[Task to carry out] Copy out every line of the material below, from the line containing "list UI elements" down to the line containing "meeting-details: 1:30-2:00 PM", including both of those lines. Reproduce each line without any change.
-------- Information supplied
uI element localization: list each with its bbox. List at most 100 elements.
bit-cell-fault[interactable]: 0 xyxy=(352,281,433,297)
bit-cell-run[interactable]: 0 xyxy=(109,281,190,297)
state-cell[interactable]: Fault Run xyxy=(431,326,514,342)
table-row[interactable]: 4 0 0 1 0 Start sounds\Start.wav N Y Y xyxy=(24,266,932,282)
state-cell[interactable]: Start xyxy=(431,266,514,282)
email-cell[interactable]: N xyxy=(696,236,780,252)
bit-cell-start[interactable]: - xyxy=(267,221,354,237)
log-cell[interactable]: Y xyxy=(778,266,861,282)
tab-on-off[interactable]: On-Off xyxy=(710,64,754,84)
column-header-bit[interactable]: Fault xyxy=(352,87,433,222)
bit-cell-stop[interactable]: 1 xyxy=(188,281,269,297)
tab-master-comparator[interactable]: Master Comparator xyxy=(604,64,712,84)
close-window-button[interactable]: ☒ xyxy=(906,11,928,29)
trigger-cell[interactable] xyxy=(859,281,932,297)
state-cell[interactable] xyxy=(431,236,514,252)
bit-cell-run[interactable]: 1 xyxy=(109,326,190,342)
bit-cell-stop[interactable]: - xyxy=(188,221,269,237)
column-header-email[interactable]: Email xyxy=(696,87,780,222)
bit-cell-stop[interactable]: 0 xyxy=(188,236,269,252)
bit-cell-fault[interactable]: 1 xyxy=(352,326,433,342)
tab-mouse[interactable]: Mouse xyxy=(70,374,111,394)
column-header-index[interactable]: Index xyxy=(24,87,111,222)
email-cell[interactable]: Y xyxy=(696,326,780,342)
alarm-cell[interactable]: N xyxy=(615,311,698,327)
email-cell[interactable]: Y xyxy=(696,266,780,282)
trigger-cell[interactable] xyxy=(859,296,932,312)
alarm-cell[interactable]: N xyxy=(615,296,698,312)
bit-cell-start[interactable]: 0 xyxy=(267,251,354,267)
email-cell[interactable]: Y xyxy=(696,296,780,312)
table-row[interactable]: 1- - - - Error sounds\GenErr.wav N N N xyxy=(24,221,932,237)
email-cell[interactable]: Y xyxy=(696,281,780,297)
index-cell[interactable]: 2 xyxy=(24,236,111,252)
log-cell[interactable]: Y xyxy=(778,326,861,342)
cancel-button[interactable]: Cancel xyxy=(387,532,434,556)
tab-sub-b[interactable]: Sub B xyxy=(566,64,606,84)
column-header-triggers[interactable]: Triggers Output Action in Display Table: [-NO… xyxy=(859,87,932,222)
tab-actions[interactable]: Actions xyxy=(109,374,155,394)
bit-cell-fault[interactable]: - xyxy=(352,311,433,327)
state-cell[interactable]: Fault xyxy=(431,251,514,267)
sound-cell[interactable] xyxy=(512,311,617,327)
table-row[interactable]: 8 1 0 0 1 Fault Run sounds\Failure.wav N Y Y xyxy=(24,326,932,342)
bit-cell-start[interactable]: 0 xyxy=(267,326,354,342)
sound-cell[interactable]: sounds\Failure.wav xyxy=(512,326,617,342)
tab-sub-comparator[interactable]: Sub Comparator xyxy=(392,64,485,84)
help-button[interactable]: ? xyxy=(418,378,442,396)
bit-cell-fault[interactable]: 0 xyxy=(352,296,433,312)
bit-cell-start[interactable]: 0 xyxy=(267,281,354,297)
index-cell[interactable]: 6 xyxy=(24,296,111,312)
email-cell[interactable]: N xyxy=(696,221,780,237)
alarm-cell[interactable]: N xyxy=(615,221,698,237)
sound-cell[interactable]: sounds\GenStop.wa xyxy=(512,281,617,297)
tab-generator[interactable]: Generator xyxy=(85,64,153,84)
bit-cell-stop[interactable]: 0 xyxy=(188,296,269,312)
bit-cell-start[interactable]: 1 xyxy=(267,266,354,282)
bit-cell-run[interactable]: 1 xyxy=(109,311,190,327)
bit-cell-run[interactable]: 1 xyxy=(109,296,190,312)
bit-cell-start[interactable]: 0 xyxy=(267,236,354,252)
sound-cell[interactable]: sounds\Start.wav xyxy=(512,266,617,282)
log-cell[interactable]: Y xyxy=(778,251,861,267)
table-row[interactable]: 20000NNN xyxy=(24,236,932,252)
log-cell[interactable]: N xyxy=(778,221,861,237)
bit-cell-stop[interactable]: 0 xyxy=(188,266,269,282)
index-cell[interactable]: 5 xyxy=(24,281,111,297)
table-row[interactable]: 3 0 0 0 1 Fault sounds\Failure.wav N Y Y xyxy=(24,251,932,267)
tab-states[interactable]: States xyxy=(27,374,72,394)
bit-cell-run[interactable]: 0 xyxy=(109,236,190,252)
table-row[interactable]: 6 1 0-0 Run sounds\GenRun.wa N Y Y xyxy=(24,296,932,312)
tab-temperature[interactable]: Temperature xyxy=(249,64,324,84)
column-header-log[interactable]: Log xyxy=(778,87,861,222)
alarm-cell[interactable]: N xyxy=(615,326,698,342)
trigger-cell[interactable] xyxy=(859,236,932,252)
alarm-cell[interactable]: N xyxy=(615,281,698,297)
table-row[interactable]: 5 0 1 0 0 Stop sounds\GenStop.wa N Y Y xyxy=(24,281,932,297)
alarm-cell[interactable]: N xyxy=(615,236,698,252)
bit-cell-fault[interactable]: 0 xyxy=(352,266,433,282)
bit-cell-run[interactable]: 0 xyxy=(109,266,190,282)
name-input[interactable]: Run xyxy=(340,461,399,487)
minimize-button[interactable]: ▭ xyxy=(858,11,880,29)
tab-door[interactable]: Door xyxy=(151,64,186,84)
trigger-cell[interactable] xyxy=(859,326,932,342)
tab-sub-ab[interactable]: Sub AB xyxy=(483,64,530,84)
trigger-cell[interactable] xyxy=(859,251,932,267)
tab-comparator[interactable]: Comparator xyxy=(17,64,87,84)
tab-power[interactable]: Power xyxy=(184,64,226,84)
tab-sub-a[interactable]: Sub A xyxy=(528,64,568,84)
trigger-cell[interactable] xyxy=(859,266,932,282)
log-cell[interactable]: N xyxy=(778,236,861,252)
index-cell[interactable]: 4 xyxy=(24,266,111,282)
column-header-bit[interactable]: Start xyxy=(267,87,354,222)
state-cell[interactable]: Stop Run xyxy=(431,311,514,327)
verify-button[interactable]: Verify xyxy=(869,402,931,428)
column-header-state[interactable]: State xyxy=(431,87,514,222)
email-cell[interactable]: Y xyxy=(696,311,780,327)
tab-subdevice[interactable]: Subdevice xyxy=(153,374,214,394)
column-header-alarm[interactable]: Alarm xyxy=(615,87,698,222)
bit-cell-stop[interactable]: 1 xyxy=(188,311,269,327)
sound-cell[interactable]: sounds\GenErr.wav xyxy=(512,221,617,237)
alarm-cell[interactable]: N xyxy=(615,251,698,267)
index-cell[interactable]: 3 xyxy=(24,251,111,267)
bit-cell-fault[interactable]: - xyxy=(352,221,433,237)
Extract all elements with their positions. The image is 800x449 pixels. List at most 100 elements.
----------------
-------- Information supplied
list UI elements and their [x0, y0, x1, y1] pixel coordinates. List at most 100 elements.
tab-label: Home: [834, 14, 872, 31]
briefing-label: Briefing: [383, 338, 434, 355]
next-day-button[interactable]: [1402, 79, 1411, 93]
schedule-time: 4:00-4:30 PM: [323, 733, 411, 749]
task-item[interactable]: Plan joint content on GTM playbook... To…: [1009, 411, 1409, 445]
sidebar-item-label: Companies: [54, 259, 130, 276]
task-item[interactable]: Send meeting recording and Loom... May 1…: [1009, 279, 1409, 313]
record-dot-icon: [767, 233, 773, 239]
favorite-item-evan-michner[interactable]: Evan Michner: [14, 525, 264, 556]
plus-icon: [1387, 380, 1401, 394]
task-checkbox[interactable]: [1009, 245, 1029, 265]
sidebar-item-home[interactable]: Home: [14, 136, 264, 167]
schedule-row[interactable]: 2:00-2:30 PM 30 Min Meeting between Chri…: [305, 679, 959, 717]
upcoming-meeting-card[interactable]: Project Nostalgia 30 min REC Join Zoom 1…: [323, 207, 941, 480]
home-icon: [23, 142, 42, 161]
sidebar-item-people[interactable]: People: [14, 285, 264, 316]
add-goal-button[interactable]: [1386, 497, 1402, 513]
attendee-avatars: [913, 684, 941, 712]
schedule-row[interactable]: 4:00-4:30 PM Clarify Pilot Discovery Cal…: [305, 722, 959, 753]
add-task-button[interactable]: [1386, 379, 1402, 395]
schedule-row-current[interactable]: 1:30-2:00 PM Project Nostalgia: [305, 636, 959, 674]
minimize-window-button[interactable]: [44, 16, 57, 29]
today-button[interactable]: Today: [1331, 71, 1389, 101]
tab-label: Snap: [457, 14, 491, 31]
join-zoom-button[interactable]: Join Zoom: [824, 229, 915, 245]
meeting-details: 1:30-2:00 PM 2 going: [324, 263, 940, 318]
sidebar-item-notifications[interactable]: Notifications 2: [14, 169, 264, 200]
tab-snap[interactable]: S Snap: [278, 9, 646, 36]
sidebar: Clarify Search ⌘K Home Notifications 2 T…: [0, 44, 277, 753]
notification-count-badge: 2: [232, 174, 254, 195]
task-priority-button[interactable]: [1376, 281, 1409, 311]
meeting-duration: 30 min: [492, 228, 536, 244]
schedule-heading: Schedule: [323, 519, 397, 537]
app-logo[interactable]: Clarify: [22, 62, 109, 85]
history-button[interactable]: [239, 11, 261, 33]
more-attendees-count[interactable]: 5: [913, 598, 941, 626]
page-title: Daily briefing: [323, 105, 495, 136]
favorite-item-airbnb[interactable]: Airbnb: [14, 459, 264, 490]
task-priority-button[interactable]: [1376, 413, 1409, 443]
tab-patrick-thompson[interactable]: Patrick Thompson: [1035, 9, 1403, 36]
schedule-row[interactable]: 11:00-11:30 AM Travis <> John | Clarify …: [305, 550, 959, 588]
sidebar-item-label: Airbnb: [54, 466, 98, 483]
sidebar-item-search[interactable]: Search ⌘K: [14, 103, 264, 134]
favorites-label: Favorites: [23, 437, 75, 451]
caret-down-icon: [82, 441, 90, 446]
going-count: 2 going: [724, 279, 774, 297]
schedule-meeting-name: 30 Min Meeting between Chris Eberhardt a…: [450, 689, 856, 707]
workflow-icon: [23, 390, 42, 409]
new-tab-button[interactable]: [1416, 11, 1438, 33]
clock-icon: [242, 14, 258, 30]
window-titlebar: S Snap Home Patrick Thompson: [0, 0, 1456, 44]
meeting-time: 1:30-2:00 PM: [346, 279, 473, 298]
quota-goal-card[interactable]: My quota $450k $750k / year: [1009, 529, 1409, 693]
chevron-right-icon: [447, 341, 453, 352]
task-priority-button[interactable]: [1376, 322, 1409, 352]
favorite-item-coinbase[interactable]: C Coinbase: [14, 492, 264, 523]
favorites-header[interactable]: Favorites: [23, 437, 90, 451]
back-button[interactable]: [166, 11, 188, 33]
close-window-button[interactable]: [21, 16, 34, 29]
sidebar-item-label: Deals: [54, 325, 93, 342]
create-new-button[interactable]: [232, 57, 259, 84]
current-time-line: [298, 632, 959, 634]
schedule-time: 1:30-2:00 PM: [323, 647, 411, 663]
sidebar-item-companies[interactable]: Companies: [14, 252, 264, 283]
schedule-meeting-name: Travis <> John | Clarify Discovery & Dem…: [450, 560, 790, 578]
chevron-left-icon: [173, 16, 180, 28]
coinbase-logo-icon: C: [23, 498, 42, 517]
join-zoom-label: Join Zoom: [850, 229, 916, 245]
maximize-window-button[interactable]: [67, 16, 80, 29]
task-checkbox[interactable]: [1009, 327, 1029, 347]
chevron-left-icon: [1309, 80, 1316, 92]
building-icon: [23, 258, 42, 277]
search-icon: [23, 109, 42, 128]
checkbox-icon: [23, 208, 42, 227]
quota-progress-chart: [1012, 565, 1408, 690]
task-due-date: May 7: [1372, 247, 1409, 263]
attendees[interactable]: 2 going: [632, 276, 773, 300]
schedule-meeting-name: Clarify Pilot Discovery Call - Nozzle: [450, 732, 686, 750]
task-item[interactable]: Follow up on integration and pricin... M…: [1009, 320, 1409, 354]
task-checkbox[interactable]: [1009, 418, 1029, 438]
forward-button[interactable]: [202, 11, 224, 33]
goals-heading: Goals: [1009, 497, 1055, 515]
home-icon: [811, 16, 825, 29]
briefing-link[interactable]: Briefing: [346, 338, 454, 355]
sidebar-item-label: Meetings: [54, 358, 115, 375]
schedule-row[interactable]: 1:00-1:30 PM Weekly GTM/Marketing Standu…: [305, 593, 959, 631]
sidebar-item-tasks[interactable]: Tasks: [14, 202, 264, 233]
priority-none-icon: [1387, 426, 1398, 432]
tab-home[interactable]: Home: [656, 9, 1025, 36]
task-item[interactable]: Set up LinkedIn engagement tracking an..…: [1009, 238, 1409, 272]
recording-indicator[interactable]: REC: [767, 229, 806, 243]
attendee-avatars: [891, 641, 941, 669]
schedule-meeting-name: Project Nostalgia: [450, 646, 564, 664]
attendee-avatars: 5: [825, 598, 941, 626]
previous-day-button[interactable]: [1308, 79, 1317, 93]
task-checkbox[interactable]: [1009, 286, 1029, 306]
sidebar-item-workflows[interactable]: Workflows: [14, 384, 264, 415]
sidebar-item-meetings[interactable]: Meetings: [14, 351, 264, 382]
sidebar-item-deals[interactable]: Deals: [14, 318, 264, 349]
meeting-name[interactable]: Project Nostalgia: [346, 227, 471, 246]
----------------
[Exercise output]
list UI elements and their [x0, y0, x1, y1] pixel coordinates. List at most 100 elements.
tab-label: Home: [834, 14, 872, 31]
briefing-label: Briefing: [383, 338, 434, 355]
next-day-button[interactable]: [1402, 79, 1411, 93]
schedule-time: 4:00-4:30 PM: [323, 733, 411, 749]
task-item[interactable]: Plan joint content on GTM playbook... To…: [1009, 411, 1409, 445]
sidebar-item-label: Companies: [54, 259, 130, 276]
task-item[interactable]: Send meeting recording and Loom... May 1…: [1009, 279, 1409, 313]
record-dot-icon: [767, 233, 773, 239]
favorite-item-evan-michner[interactable]: Evan Michner: [14, 525, 264, 556]
plus-icon: [1387, 380, 1401, 394]
task-checkbox[interactable]: [1009, 245, 1029, 265]
sidebar-item-home[interactable]: Home: [14, 136, 264, 167]
schedule-row[interactable]: 2:00-2:30 PM 30 Min Meeting between Chri…: [305, 679, 959, 717]
upcoming-meeting-card[interactable]: Project Nostalgia 30 min REC Join Zoom 1…: [323, 207, 941, 480]
home-icon: [23, 142, 42, 161]
sidebar-item-people[interactable]: People: [14, 285, 264, 316]
add-goal-button[interactable]: [1386, 497, 1402, 513]
attendee-avatars: [913, 684, 941, 712]
schedule-row[interactable]: 4:00-4:30 PM Clarify Pilot Discovery Cal…: [305, 722, 959, 753]
add-task-button[interactable]: [1386, 379, 1402, 395]
schedule-row-current[interactable]: 1:30-2:00 PM Project Nostalgia: [305, 636, 959, 674]
minimize-window-button[interactable]: [44, 16, 57, 29]
today-button[interactable]: Today: [1331, 71, 1389, 101]
tab-label: Snap: [457, 14, 491, 31]
join-zoom-button[interactable]: Join Zoom: [824, 229, 915, 245]
meeting-details: 1:30-2:00 PM 2 going: [324, 263, 940, 318]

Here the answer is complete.